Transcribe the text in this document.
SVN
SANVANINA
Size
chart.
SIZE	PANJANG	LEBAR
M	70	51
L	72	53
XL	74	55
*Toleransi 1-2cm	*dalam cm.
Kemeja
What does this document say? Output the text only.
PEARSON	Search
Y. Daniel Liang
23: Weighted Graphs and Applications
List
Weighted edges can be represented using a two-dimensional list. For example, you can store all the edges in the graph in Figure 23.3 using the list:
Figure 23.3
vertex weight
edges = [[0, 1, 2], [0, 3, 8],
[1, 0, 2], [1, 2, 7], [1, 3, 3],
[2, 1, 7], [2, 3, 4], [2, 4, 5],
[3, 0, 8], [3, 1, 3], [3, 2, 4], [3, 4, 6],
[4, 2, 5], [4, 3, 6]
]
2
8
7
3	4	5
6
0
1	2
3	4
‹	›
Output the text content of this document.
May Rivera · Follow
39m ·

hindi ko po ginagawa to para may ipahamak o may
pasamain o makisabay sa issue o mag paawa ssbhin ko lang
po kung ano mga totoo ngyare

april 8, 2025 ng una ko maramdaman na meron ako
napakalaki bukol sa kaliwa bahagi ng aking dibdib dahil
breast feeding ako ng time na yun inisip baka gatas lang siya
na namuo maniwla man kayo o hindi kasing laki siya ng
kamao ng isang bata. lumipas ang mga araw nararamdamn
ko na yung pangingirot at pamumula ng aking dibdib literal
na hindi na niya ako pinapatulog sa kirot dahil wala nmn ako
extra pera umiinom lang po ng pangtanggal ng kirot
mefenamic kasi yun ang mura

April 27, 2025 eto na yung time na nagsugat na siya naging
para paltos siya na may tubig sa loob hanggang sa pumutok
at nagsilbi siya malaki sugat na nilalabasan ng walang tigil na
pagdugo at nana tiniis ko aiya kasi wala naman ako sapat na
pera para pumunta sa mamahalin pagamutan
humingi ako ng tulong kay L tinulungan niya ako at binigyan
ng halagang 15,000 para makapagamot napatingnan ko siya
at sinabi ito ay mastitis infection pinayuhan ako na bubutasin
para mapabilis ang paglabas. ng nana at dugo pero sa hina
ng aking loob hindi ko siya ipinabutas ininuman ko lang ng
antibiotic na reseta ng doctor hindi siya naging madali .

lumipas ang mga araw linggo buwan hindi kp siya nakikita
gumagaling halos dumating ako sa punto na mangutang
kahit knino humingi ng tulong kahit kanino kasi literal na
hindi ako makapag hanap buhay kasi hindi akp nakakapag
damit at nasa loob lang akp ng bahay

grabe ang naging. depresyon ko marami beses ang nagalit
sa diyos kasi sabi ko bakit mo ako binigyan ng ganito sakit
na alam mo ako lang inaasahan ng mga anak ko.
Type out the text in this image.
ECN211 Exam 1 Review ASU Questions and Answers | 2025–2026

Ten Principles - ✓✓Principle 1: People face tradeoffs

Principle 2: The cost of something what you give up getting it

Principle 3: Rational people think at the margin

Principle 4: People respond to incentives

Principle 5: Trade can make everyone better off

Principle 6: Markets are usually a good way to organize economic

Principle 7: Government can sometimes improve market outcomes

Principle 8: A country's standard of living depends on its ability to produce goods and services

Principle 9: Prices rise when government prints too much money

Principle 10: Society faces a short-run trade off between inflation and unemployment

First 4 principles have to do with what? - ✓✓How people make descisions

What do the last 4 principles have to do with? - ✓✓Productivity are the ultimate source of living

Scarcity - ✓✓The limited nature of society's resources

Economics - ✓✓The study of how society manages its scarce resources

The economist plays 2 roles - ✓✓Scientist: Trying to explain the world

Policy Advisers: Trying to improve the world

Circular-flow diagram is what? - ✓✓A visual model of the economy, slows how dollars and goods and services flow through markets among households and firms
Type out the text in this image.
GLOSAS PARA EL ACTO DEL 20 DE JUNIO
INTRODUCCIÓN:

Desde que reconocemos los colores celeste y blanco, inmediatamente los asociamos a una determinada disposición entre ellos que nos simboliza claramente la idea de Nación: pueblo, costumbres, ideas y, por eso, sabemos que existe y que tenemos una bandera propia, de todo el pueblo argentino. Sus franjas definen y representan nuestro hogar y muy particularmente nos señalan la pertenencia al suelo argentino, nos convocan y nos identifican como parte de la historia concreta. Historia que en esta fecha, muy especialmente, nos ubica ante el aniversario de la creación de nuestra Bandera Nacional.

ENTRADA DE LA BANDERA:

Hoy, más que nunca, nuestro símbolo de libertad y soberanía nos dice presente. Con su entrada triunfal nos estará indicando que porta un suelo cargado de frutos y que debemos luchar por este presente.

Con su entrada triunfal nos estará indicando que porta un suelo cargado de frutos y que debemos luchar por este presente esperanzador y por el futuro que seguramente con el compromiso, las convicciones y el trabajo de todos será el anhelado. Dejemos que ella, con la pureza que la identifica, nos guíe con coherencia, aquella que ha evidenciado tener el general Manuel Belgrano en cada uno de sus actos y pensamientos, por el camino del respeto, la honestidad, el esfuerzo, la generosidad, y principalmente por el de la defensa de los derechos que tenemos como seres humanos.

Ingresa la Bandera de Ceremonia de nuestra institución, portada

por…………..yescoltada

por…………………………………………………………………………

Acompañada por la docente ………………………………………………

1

### WRITTEN REQUEST:
Reproduce each entry word for word.

### THE ANSWER:
Transcribe the text in this document.
SVN
SANVANINA
Size
chart.
SIZE	PANJANG	LEBAR
M	70	51
L	72	53
XL	74	55
*Toleransi 1-2cm	*dalam cm.
Kemeja
What does this document say? Output the text only.
PEARSON	Search
Y. Daniel Liang
23: Weighted Graphs and Applications
List
Weighted edges can be represented using a two-dimensional list. For example, you can store all the edges in the graph in Figure 23.3 using the list:
Figure 23.3
vertex weight
edges = [[0, 1, 2], [0, 3, 8],
[1, 0, 2], [1, 2, 7], [1, 3, 3],
[2, 1, 7], [2, 3, 4], [2, 4, 5],
[3, 0, 8], [3, 1, 3], [3, 2, 4], [3, 4, 6],
[4, 2, 5], [4, 3, 6]
]
2
8
7
3	4	5
6
0
1	2
3	4
‹	›
Output the text content of this document.
May Rivera · Follow
39m ·

hindi ko po ginagawa to para may ipahamak o may
pasamain o makisabay sa issue o mag paawa ssbhin ko lang
po kung ano mga totoo ngyare

april 8, 2025 ng una ko maramdaman na meron ako
napakalaki bukol sa kaliwa bahagi ng aking dibdib dahil
breast feeding ako ng time na yun inisip baka gatas lang siya
na namuo maniwla man kayo o hindi kasing laki siya ng
kamao ng isang bata. lumipas ang mga araw nararamdamn
ko na yung pangingirot at pamumula ng aking dibdib literal
na hindi na niya ako pinapatulog sa kirot dahil wala nmn ako
extra pera umiinom lang po ng pangtanggal ng kirot
mefenamic kasi yun ang mura

April 27, 2025 eto na yung time na nagsugat na siya naging
para paltos siya na may tubig sa loob hanggang sa pumutok
at nagsilbi siya malaki sugat na nilalabasan ng walang tigil na
pagdugo at nana tiniis ko aiya kasi wala naman ako sapat na
pera para pumunta sa mamahalin pagamutan
humingi ako ng tulong kay L tinulungan niya ako at binigyan
ng halagang 15,000 para makapagamot napatingnan ko siya
at sinabi ito ay mastitis infection pinayuhan ako na bubutasin
para mapabilis ang paglabas. ng nana at dugo pero sa hina
ng aking loob hindi ko siya ipinabutas ininuman ko lang ng
antibiotic na reseta ng doctor hindi siya naging madali .

lumipas ang mga araw linggo buwan hindi kp siya nakikita
gumagaling halos dumating ako sa punto na mangutang
kahit knino humingi ng tulong kahit kanino kasi literal na
hindi ako makapag hanap buhay kasi hindi akp nakakapag
damit at nasa loob lang akp ng bahay

grabe ang naging. depresyon ko marami beses ang nagalit
sa diyos kasi sabi ko bakit mo ako binigyan ng ganito sakit
na alam mo ako lang inaasahan ng mga anak ko.
Type out the text in this image.
ECN211 Exam 1 Review ASU Questions and Answers | 2025–2026

Ten Principles - ✓✓Principle 1: People face tradeoffs

Principle 2: The cost of something what you give up getting it

Principle 3: Rational people think at the margin

Principle 4: People respond to incentives

Principle 5: Trade can make everyone better off

Principle 6: Markets are usually a good way to organize economic

Principle 7: Government can sometimes improve market outcomes

Principle 8: A country's standard of living depends on its ability to produce goods and services

Principle 9: Prices rise when government prints too much money

Principle 10: Society faces a short-run trade off between inflation and unemployment

First 4 principles have to do with what? - ✓✓How people make descisions

What do the last 4 principles have to do with? - ✓✓Productivity are the ultimate source of living

Scarcity - ✓✓The limited nature of society's resources

Economics - ✓✓The study of how society manages its scarce resources

The economist plays 2 roles - ✓✓Scientist: Trying to explain the world

Policy Advisers: Trying to improve the world

Circular-flow diagram is what? - ✓✓A visual model of the economy, slows how dollars and goods and services flow through markets among households and firms
Type out the text in this image.
GLOSAS PARA EL ACTO DEL 20 DE JUNIO
INTRODUCCIÓN:

Desde que reconocemos los colores celeste y blanco, inmediatamente los asociamos a una determinada disposición entre ellos que nos simboliza claramente la idea de Nación: pueblo, costumbres, ideas y, por eso, sabemos que existe y que tenemos una bandera propia, de todo el pueblo argentino. Sus franjas definen y representan nuestro hogar y muy particularmente nos señalan la pertenencia al suelo argentino, nos convocan y nos identifican como parte de la historia concreta. Historia que en esta fecha, muy especialmente, nos ubica ante el aniversario de la creación de nuestra Bandera Nacional.

ENTRADA DE LA BANDERA:

Hoy, más que nunca, nuestro símbolo de libertad y soberanía nos dice presente. Con su entrada triunfal nos estará indicando que porta un suelo cargado de frutos y que debemos luchar por este presente.

Con su entrada triunfal nos estará indicando que porta un suelo cargado de frutos y que debemos luchar por este presente esperanzador y por el futuro que seguramente con el compromiso, las convicciones y el trabajo de todos será el anhelado. Dejemos que ella, con la pureza que la identifica, nos guíe con coherencia, aquella que ha evidenciado tener el general Manuel Belgrano en cada uno de sus actos y pensamientos, por el camino del respeto, la honestidad, el esfuerzo, la generosidad, y principalmente por el de la defensa de los derechos que tenemos como seres humanos.

Ingresa la Bandera de Ceremonia de nuestra institución, portada

por…………..yescoltada

por…………………………………………………………………………

Acompañada por la docente ………………………………………………

1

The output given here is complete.